>> Begin RECORDS PROVIDED

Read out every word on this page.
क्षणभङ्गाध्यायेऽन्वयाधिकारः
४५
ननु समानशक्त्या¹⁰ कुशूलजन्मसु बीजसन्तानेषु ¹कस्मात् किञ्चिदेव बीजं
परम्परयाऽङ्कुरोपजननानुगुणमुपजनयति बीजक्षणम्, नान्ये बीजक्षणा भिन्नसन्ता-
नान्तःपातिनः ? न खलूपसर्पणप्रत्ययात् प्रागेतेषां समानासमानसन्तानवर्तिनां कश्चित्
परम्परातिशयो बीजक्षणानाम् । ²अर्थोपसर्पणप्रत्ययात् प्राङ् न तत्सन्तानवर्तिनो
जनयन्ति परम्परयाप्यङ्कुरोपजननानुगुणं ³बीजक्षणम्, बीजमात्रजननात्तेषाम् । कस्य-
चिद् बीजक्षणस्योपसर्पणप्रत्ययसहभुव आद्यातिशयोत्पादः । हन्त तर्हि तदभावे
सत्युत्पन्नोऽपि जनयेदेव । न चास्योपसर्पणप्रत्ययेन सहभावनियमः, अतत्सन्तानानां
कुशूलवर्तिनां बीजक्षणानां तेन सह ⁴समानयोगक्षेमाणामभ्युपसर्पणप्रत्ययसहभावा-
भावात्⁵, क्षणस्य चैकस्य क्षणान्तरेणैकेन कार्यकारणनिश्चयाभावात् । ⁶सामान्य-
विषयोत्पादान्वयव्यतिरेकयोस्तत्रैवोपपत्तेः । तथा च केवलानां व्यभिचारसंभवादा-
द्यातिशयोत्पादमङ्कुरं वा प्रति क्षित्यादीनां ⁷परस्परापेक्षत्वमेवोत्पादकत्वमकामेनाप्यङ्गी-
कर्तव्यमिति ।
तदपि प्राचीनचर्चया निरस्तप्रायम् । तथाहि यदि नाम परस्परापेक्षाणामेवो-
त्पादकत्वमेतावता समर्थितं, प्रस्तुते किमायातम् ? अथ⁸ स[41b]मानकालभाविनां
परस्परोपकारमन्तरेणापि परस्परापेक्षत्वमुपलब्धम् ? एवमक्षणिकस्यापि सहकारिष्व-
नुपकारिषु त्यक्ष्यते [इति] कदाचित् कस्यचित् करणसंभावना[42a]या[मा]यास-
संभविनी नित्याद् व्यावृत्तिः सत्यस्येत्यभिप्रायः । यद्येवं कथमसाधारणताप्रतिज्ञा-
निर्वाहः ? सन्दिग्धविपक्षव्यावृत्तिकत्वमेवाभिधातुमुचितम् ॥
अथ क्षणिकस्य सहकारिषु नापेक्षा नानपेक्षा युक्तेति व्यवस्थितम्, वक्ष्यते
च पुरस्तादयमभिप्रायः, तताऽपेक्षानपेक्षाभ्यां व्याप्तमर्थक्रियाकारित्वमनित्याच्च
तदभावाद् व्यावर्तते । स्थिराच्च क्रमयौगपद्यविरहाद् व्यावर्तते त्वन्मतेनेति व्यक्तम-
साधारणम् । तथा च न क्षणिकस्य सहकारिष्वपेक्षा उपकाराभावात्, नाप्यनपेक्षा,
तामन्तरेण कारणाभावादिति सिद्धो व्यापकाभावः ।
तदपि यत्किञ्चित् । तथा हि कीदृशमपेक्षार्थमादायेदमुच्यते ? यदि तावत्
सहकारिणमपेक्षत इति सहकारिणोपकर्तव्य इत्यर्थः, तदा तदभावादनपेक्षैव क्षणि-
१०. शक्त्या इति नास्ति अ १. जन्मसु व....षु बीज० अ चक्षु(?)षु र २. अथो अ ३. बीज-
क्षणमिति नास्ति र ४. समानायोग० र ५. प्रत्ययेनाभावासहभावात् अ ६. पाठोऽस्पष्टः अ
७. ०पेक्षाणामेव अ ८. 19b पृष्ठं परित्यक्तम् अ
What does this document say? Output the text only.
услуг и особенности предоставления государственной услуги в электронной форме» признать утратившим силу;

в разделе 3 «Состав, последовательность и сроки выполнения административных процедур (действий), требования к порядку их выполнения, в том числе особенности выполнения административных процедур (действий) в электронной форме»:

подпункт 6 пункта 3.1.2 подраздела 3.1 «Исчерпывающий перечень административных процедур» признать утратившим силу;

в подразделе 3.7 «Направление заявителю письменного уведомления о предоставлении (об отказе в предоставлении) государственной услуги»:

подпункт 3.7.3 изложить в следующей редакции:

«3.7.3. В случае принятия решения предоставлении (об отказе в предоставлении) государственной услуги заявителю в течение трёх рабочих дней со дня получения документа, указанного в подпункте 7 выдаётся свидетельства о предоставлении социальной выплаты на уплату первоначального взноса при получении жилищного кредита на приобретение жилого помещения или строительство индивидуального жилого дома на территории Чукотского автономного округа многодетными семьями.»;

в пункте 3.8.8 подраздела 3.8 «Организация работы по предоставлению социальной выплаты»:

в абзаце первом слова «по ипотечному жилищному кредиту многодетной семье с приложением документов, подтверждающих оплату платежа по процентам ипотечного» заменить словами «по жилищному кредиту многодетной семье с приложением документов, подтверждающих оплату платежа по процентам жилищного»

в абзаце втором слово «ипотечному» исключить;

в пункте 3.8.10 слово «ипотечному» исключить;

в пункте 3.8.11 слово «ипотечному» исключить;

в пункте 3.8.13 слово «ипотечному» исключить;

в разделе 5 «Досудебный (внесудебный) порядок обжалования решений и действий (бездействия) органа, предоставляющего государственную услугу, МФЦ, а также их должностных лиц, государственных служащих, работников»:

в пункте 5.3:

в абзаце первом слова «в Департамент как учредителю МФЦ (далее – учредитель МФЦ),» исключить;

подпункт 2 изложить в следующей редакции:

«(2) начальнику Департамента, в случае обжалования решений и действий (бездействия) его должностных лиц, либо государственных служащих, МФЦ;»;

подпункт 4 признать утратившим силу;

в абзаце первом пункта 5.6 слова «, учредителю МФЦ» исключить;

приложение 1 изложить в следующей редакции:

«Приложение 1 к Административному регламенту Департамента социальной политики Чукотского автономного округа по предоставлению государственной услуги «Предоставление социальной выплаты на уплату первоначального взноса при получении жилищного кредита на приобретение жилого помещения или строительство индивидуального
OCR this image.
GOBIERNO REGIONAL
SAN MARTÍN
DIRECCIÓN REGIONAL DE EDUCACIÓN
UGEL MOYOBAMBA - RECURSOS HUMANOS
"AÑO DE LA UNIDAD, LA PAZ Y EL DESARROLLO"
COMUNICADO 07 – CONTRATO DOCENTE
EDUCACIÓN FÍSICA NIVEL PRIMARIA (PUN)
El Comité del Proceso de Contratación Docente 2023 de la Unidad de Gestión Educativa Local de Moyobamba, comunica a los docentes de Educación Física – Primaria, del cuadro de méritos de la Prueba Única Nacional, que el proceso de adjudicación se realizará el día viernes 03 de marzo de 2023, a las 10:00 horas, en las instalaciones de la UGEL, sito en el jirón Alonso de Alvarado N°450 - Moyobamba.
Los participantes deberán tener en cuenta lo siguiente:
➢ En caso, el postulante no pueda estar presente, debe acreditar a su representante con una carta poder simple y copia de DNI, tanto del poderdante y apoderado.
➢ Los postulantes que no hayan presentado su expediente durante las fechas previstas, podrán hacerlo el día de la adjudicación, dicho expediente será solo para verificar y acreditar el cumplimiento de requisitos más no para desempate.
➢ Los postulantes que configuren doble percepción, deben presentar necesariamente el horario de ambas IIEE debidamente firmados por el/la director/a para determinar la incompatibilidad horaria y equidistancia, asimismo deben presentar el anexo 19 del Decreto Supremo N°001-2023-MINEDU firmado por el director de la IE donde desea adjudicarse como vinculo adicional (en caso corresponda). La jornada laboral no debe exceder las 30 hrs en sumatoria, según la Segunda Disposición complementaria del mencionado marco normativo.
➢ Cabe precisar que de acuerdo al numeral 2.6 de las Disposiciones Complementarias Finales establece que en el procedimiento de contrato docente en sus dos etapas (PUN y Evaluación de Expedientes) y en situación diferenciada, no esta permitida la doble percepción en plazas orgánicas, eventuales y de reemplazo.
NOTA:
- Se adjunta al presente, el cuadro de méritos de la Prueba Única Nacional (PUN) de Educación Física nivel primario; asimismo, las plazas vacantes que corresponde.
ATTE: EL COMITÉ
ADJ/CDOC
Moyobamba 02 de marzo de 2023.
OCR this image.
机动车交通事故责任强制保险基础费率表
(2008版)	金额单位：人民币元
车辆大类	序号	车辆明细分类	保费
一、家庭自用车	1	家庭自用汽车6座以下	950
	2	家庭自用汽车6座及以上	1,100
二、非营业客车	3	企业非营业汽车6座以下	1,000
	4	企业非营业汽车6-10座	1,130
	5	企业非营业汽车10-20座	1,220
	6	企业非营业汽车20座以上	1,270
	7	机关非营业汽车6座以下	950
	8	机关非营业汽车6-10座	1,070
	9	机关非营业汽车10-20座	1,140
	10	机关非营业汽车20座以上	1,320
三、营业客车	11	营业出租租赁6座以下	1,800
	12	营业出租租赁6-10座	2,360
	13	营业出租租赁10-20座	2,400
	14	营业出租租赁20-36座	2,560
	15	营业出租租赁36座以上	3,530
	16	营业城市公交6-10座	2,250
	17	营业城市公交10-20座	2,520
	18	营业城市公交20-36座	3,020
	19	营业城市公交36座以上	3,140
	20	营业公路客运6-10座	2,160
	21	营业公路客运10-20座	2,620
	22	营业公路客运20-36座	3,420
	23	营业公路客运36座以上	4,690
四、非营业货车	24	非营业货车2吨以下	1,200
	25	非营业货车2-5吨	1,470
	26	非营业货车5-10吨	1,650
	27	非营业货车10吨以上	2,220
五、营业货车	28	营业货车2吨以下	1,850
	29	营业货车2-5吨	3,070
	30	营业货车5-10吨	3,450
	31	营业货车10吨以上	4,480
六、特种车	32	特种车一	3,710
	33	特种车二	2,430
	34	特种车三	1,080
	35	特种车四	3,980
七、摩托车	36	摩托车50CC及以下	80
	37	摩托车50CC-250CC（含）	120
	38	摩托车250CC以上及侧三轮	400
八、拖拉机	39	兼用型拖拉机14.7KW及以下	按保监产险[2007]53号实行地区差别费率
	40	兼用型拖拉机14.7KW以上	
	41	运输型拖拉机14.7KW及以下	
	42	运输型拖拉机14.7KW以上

>> End RECORDS PROVIDED

**OBJECTIVE**
Every line that holds the word "решений" should be extracted.

**FINAL ANSWER**
в разделе 5 «Досудебный (внесудебный) порядок обжалования решений и действий (бездействия) органа, предоставляющего государственную услугу, МФЦ, а также их должностных лиц, государственных служащих, работников»:
«(2) начальнику Департамента, в случае обжалования решений и действий (бездействия) его должностных лиц, либо государственных служащих, МФЦ;»;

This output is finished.